What the task asks » Restate word for word the lines from the one containing "Convert this screenshot" through the end of the listing below, with both ends included.
-------- Source data
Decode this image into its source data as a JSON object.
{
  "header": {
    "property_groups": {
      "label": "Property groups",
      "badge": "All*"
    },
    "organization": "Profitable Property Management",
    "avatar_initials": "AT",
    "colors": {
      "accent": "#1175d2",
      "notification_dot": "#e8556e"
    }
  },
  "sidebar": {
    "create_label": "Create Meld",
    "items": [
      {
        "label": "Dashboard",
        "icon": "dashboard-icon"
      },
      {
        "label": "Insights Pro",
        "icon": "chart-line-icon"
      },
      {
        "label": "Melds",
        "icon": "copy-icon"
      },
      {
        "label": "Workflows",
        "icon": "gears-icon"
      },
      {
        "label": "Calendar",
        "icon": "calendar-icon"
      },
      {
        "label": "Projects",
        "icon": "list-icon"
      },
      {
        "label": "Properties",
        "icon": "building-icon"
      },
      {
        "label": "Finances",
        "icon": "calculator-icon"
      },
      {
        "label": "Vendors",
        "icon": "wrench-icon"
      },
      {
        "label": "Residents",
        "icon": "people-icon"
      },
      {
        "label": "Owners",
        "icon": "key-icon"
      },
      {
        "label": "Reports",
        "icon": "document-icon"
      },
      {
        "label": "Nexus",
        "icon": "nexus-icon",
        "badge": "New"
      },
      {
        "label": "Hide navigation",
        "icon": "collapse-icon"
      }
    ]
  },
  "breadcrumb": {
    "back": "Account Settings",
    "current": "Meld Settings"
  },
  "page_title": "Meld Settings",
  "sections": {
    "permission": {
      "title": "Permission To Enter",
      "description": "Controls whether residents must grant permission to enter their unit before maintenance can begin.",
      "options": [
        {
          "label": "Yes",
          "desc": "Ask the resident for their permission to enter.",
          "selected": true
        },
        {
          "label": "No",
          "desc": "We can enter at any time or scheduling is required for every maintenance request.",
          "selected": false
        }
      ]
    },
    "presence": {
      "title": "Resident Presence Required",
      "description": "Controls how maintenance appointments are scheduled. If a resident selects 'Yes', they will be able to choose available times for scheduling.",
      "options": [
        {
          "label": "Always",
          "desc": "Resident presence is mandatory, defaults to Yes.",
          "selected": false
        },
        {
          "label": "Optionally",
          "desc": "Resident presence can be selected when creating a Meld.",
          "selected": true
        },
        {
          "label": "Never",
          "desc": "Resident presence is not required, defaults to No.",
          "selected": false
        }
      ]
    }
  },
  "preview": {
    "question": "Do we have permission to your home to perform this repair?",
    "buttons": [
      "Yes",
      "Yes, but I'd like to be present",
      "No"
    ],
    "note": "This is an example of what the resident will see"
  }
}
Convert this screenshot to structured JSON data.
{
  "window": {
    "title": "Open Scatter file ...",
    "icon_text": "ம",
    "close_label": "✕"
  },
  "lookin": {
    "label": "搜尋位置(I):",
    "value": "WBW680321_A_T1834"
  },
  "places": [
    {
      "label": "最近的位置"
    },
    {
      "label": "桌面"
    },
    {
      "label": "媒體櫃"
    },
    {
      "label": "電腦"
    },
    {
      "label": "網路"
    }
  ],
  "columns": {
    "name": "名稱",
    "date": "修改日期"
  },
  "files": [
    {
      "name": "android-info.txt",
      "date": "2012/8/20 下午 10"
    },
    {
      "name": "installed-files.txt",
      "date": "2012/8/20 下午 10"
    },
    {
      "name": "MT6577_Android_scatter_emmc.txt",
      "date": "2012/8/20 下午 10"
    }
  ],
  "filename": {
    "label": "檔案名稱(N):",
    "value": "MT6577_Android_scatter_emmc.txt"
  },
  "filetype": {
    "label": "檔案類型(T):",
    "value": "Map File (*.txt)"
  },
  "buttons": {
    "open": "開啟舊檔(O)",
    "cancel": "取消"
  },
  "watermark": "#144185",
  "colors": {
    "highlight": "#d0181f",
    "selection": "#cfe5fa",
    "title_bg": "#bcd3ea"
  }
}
----------------
Written solution »
Convert this screenshot to structured JSON data.
{
  "window": {
    "title": "Open Scatter file ...",
    "icon_text": "ம",
    "close_label": "✕"
  },
  "lookin": {
    "label": "搜尋位置(I):",
    "value": "WBW680321_A_T1834"
  },
  "places": [
    {
      "label": "最近的位置"
    },
    {
      "label": "桌面"
    },
    {
      "label": "媒體櫃"
    },
    {
      "label": "電腦"
    },
    {
      "label": "網路"
    }
  ],
  "columns": {
    "name": "名稱",
    "date": "修改日期"
  },
  "files": [
    {
      "name": "android-info.txt",
      "date": "2012/8/20 下午 10"
    },
    {
      "name": "installed-files.txt",
      "date": "2012/8/20 下午 10"
    },
    {
      "name": "MT6577_Android_scatter_emmc.txt",
      "date": "2012/8/20 下午 10"
    }
  ],
  "filename": {
    "label": "檔案名稱(N):",
    "value": "MT6577_Android_scatter_emmc.txt"
  },
  "filetype": {
    "label": "檔案類型(T):",
    "value": "Map File (*.txt)"
  },
  "buttons": {
    "open": "開啟舊檔(O)",
    "cancel": "取消"
  },
  "watermark": "#144185",
  "colors": {
    "highlight": "#d0181f",
    "selection": "#cfe5fa",
    "title_bg": "#bcd3ea"
  }
}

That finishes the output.